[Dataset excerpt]
┌────────

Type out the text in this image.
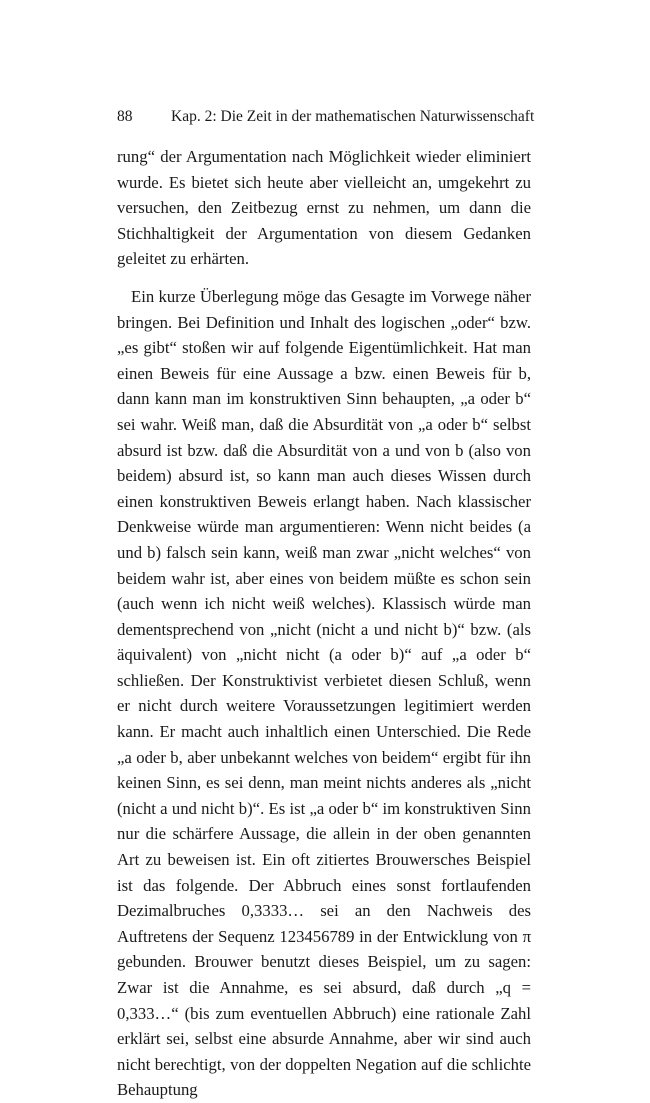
88 Kap. 2: Die Zeit in der mathematischen Naturwissenschaft

rung“ der Argumentation nach Möglichkeit wieder eliminiert wurde. Es bietet sich heute aber vielleicht an, umgekehrt zu versuchen, den Zeitbezug ernst zu nehmen, um dann die Stichhaltigkeit der Argumentation von diesem Gedanken geleitet zu erhärten.

Ein kurze Überlegung möge das Gesagte im Vorwege näher bringen. Bei Definition und Inhalt des logischen „oder“ bzw. „es gibt“ stoßen wir auf folgende Eigentümlichkeit. Hat man einen Beweis für eine Aussage a bzw. einen Beweis für b, dann kann man im konstruktiven Sinn behaupten, „a oder b“ sei wahr. Weiß man, daß die Absurdität von „a oder b“ selbst absurd ist bzw. daß die Absurdität von a und von b (also von beidem) absurd ist, so kann man auch dieses Wissen durch einen konstruktiven Beweis erlangt haben. Nach klassischer Denkweise würde man argumentieren: Wenn nicht beides (a und b) falsch sein kann, weiß man zwar „nicht welches“ von beidem wahr ist, aber eines von beidem müßte es schon sein (auch wenn ich nicht weiß welches). Klassisch würde man dementsprechend von „nicht (nicht a und nicht b)“ bzw. (als äquivalent) von „nicht nicht (a oder b)“ auf „a oder b“ schließen. Der Konstruktivist verbietet diesen Schluß, wenn er nicht durch weitere Voraussetzungen legitimiert werden kann. Er macht auch inhaltlich einen Unterschied. Die Rede „a oder b, aber unbekannt welches von beidem“ ergibt für ihn keinen Sinn, es sei denn, man meint nichts anderes als „nicht (nicht a und nicht b)“. Es ist „a oder b“ im konstruktiven Sinn nur die schärfere Aussage, die allein in der oben genannten Art zu beweisen ist. Ein oft zitiertes Brouwersches Beispiel ist das folgende. Der Abbruch eines sonst fortlaufenden Dezimalbruches 0,3333… sei an den Nachweis des Auftretens der Sequenz 123456789 in der Entwicklung von π gebunden. Brouwer benutzt dieses Beispiel, um zu sagen: Zwar ist die Annahme, es sei absurd, daß durch „q = 0,333…“ (bis zum eventuellen Abbruch) eine rationale Zahl erklärt sei, selbst eine absurde Annahme, aber wir sind auch nicht berechtigt, von der doppelten Negation auf die schlichte Behauptung
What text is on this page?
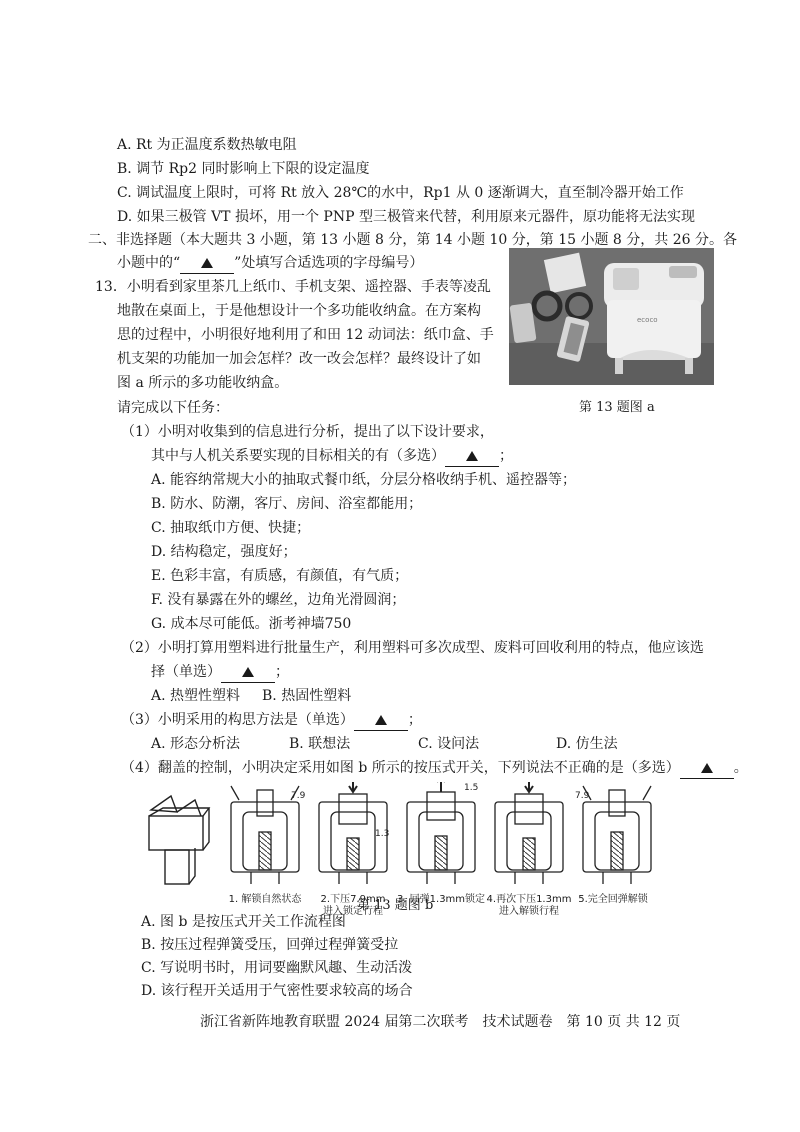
A. Rt 为正温度系数热敏电阻
B. 调节 Rp2 同时影响上下限的设定温度
C. 调试温度上限时，可将 Rt 放入 28℃的水中，Rp1 从 0 逐渐调大，直至制冷器开始工作
D. 如果三极管 VT 损坏，用一个 PNP 型三极管来代替，利用原来元器件，原功能将无法实现
二、非选择题（本大题共 3 小题，第 13 小题 8 分，第 14 小题 10 分，第 15 小题 8 分，共 26 分。各
小题中的“	”处填写合适选项的字母编号）
13．小明看到家里茶几上纸巾、手机支架、遥控器、手表等凌乱
地散在桌面上，于是他想设计一个多功能收纳盒。在方案构
思的过程中，小明很好地利用了和田 12 动词法：纸巾盒、手
机支架的功能加一加会怎样？改一改会怎样？最终设计了如
图 a 所示的多功能收纳盒。
请完成以下任务：
ecoco
第 13 题图 a
（1）小明对收集到的信息进行分析，提出了以下设计要求，
其中与人机关系要实现的目标相关的有（多选）	；
A. 能容纳常规大小的抽取式餐巾纸，分层分格收纳手机、遥控器等；
B. 防水、防潮，客厅、房间、浴室都能用；
C. 抽取纸巾方便、快捷；
D. 结构稳定，强度好；
E. 色彩丰富，有质感，有颜值，有气质；
F. 没有暴露在外的螺丝，边角光滑圆润；
G. 成本尽可能低。浙考神墙750
（2）小明打算用塑料进行批量生产，利用塑料可多次成型、废料可回收利用的特点，他应该选
择（单选）	；
A. 热塑性塑料 B. 热固性塑料
（3）小明采用的构思方法是（单选）	；
A. 形态分析法	B. 联想法	C. 设问法	D. 仿生法
（4）翻盖的控制，小明决定采用如图 b 所示的按压式开关，下列说法不正确的是（多选）	。
7.9
1.3
1.5
7.9
1. 解锁自然状态	2.下压7.9mm
进入锁定行程
3. 回弹1.3mm锁定 4.再次下压1.3mm
进入解锁行程
5.完全回弹解锁
第 13 题图 b
A. 图 b 是按压式开关工作流程图
B. 按压过程弹簧受压，回弹过程弹簧受拉
C. 写说明书时，用词要幽默风趣、生动活泼
D. 该行程开关适用于气密性要求较高的场合
浙江省新阵地教育联盟 2024 届第二次联考　技术试题卷　第 10 页 共 12 页
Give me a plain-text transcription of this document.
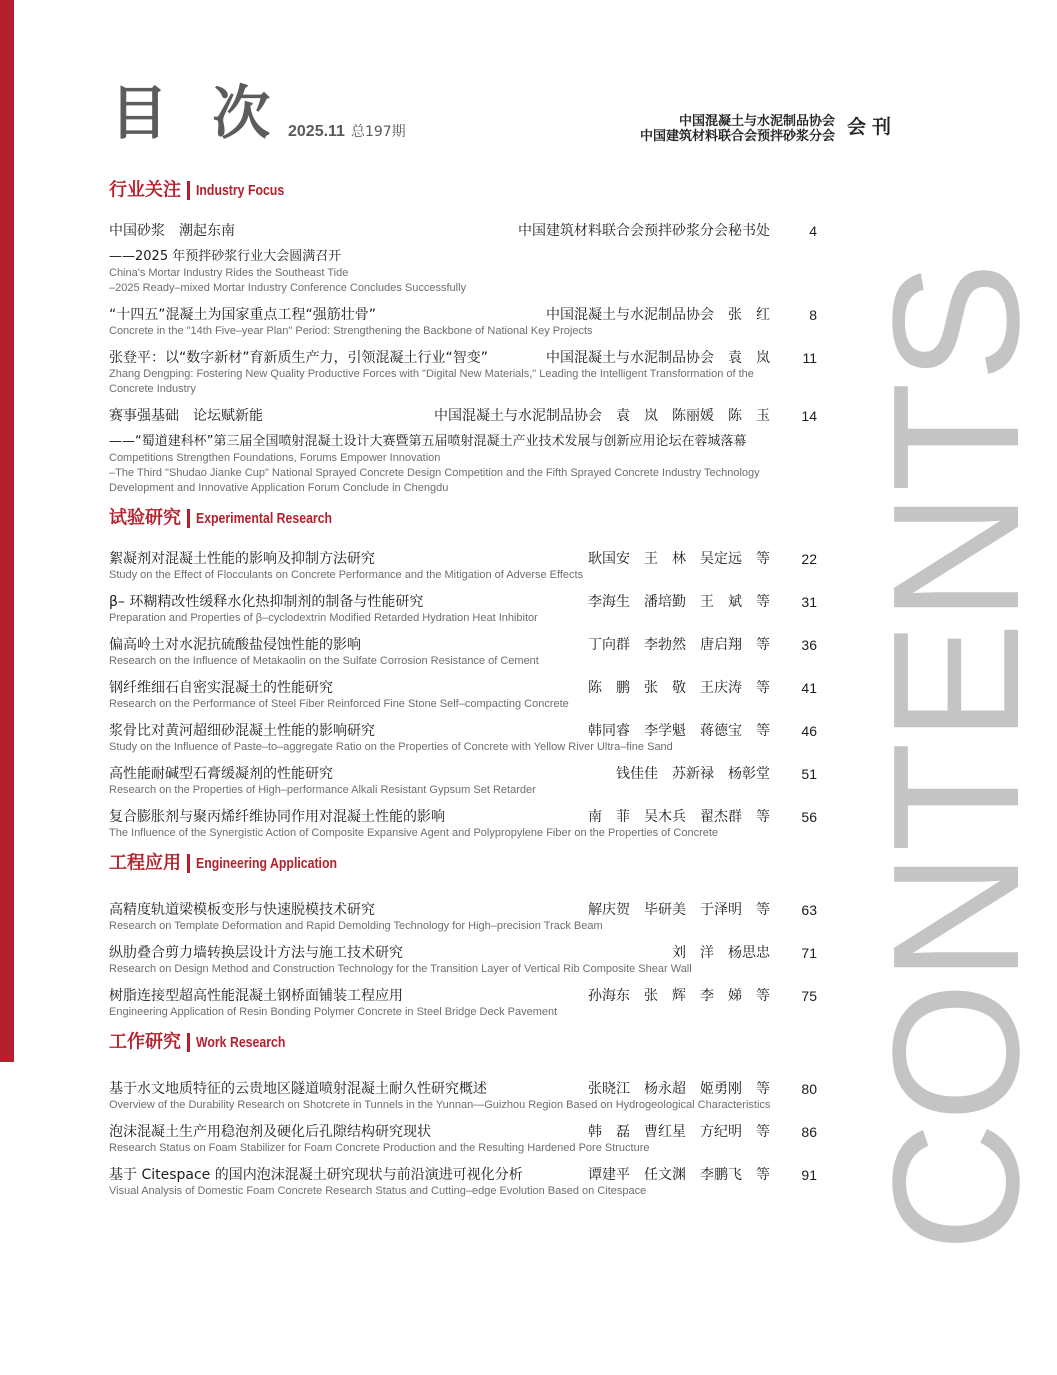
目 次 2025.11 总197期
中国混凝土与水泥制品协会
中国建筑材料联合会预拌砂浆分会 会刊
CONTENTS
行业关注 Industry Focus
中国砂浆　潮起东南	中国建筑材料联合会预拌砂浆分会秘书处	4
——2025 年预拌砂浆行业大会圆满召开
China's Mortar Industry Rides the Southeast Tide
–2025 Ready–mixed Mortar Industry Conference Concludes Successfully
“十四五”混凝土为国家重点工程“强筋壮骨”	中国混凝土与水泥制品协会　张　红	8
Concrete in the "14th Five–year Plan" Period: Strengthening the Backbone of National Key Projects
张登平：以“数字新材”育新质生产力，引领混凝土行业“智变”	中国混凝土与水泥制品协会　袁　岚 11
Zhang Dengping: Fostering New Quality Productive Forces with "Digital New Materials," Leading the Intelligent Transformation of the
Concrete Industry
赛事强基础　论坛赋新能	中国混凝土与水泥制品协会　袁　岚　陈丽媛　陈　玉 14
——“蜀道建科杯”第三届全国喷射混凝土设计大赛暨第五届喷射混凝土产业技术发展与创新应用论坛在蓉城落幕
Competitions Strengthen Foundations, Forums Empower Innovation
–The Third "Shudao Jianke Cup" National Sprayed Concrete Design Competition and the Fifth Sprayed Concrete Industry Technology
Development and Innovative Application Forum Conclude in Chengdu
试验研究 Experimental Research
絮凝剂对混凝土性能的影响及抑制方法研究	耿国安　王　林　吴定远　等 22
Study on the Effect of Flocculants on Concrete Performance and the Mitigation of Adverse Effects
β– 环糊精改性缓释水化热抑制剂的制备与性能研究	李海生　潘培勤　王　斌　等 31
Preparation and Properties of β–cyclodextrin Modified Retarded Hydration Heat Inhibitor
偏高岭土对水泥抗硫酸盐侵蚀性能的影响	丁向群　李勃然　唐启翔　等 36
Research on the Influence of Metakaolin on the Sulfate Corrosion Resistance of Cement
钢纤维细石自密实混凝土的性能研究	陈　鹏　张　敬　王庆涛　等 41
Research on the Performance of Steel Fiber Reinforced Fine Stone Self–compacting Concrete
浆骨比对黄河超细砂混凝土性能的影响研究	韩同睿　李学魁　蒋德宝　等 46
Study on the Influence of Paste–to–aggregate Ratio on the Properties of Concrete with Yellow River Ultra–fine Sand
高性能耐碱型石膏缓凝剂的性能研究	钱佳佳　苏新禄　杨彰堂 51
Research on the Properties of High–performance Alkali Resistant Gypsum Set Retarder
复合膨胀剂与聚丙烯纤维协同作用对混凝土性能的影响	南　菲　吴木兵　翟杰群　等 56
The Influence of the Synergistic Action of Composite Expansive Agent and Polypropylene Fiber on the Properties of Concrete
工程应用 Engineering Application
高精度轨道梁模板变形与快速脱模技术研究	解庆贺　毕研美　于泽明　等 63
Research on Template Deformation and Rapid Demolding Technology for High–precision Track Beam
纵肋叠合剪力墙转换层设计方法与施工技术研究	刘　洋　杨思忠 71
Research on Design Method and Construction Technology for the Transition Layer of Vertical Rib Composite Shear Wall
树脂连接型超高性能混凝土钢桥面铺装工程应用	孙海东　张　辉　李　娣　等 75
Engineering Application of Resin Bonding Polymer Concrete in Steel Bridge Deck Pavement
工作研究 Work Research
基于水文地质特征的云贵地区隧道喷射混凝土耐久性研究概述	张晓江　杨永超　姬勇刚　等 80
Overview of the Durability Research on Shotcrete in Tunnels in the Yunnan—Guizhou Region Based on Hydrogeological Characteristics
泡沫混凝土生产用稳泡剂及硬化后孔隙结构研究现状	韩　磊　曹红星　方纪明　等 86
Research Status on Foam Stabilizer for Foam Concrete Production and the Resulting Hardened Pore Structure
基于 Citespace 的国内泡沫混凝土研究现状与前沿演进可视化分析	谭建平　任文渊　李鹏飞　等 91
Visual Analysis of Domestic Foam Concrete Research Status and Cutting–edge Evolution Based on Citespace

└────────

> WHAT NEEDS TO BE DONE: Search the listing for the string "Citespace". Copy each line where it turns up.

> FINAL RESULT:
基于 Citespace 的国内泡沫混凝土研究现状与前沿演进可视化分析	谭建平　任文渊　李鹏飞　等 91
Visual Analysis of Domestic Foam Concrete Research Status and Cutting–edge Evolution Based on Citespace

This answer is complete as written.